A point Singer always comes back to in his descriptions of the subways is the one he makes at the end of that first Coney Island passage, that freedom here is as "cheap and shoddy as everything" else. Many of the passengers seem out of control. Herman cannot remember ever seeing "such wild faces" in Europe: "Here the young seemed dominated by lust for enjoyment rather than for mischief. The boys ran screeching, choking one another like rams" (21). Furthermore, feeling the masses of people pressing against him as they wait for a train, Herman feels there is no freedom: "An irresistible force shoved him into the car. Hips, breasts, elbows pressed against him. Here, at least, the illusion of free will had vanished. Here man was tossed about like a pebble or like a meteor in space" (84). The people he encounters appear to be victims of forces beyond their control.

This sort of pleasure-driven, wild, primitive, out-of-human-control landscape that the reader sees in the Coney Island and subway passages in Enemies is not uncommon in Singer's Eastern Europe fiction. We see very much the same thing in a number of his novels and short stories set there. A prime example is "The Gentleman from Cracow," a short story in which a town willfully allows itself to be controlled by its greed and lust. In that story, however, the town is pulled back from complete destruction through the efforts of the rabbi and the small community of good people who work with him.

### [DATA LISTING]
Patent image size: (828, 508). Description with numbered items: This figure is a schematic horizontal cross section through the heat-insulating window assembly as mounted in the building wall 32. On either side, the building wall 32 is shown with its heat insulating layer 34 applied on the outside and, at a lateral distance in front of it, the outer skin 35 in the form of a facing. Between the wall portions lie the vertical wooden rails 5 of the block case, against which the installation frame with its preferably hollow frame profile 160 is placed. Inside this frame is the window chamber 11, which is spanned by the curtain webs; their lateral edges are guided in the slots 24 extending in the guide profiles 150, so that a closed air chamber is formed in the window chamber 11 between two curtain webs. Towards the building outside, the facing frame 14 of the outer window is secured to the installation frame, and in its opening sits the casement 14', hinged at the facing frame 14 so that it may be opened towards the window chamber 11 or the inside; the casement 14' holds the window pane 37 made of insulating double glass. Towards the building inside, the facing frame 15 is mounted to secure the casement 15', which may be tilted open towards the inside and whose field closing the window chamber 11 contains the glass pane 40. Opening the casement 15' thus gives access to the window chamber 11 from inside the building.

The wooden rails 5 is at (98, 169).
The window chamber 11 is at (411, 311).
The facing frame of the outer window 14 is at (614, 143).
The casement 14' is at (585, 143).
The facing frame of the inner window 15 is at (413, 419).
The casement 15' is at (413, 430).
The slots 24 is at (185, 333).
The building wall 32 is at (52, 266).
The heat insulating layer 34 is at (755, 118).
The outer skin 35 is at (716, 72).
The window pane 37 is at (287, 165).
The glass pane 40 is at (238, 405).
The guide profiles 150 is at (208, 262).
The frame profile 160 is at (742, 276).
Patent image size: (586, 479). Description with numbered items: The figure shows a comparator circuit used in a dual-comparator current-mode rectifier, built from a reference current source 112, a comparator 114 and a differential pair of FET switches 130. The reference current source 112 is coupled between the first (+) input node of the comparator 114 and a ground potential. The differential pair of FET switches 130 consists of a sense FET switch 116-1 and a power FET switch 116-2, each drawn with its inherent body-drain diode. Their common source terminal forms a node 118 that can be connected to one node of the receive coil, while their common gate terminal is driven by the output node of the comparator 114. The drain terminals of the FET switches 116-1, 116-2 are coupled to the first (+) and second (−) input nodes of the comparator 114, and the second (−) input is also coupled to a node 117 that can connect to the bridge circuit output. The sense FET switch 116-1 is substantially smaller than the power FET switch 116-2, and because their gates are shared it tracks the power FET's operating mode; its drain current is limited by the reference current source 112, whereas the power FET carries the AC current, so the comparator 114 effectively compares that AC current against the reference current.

### [GIVEN INSTRUCTION 1]
According to the passage on Singer, what pulls the town in "The Gentleman from Cracow" back from complete destruction?
### [GIVEN INSTRUCTION 2]
Transcribe the stretch of the passage on Singer from "A point Singer" through "beyond their control.".
The items play no part in this work.

### [REPLY 1]
The efforts of the rabbi and the small community of good people who work with him pull the town back.

### [REPLY 2]
A point Singer always comes back to in his descriptions of the subways is the one he makes at the end of that first Coney Island passage, that freedom here is as "cheap and shoddy as everything" else. Many of the passengers seem out of control. Herman cannot remember ever seeing "such wild faces" in Europe: "Here the young seemed dominated by lust for enjoyment rather than for mischief. The boys ran screeching, choking one another like rams" (21). Furthermore, feeling the masses of people pressing against him as they wait for a train, Herman feels there is no freedom: "An irresistible force shoved him into the car. Hips, breasts, elbows pressed against him. Here, at least, the illusion of free will had vanished. Here man was tossed about like a pebble or like a meteor in space" (84). The people he encounters appear to be victims of forces beyond their control.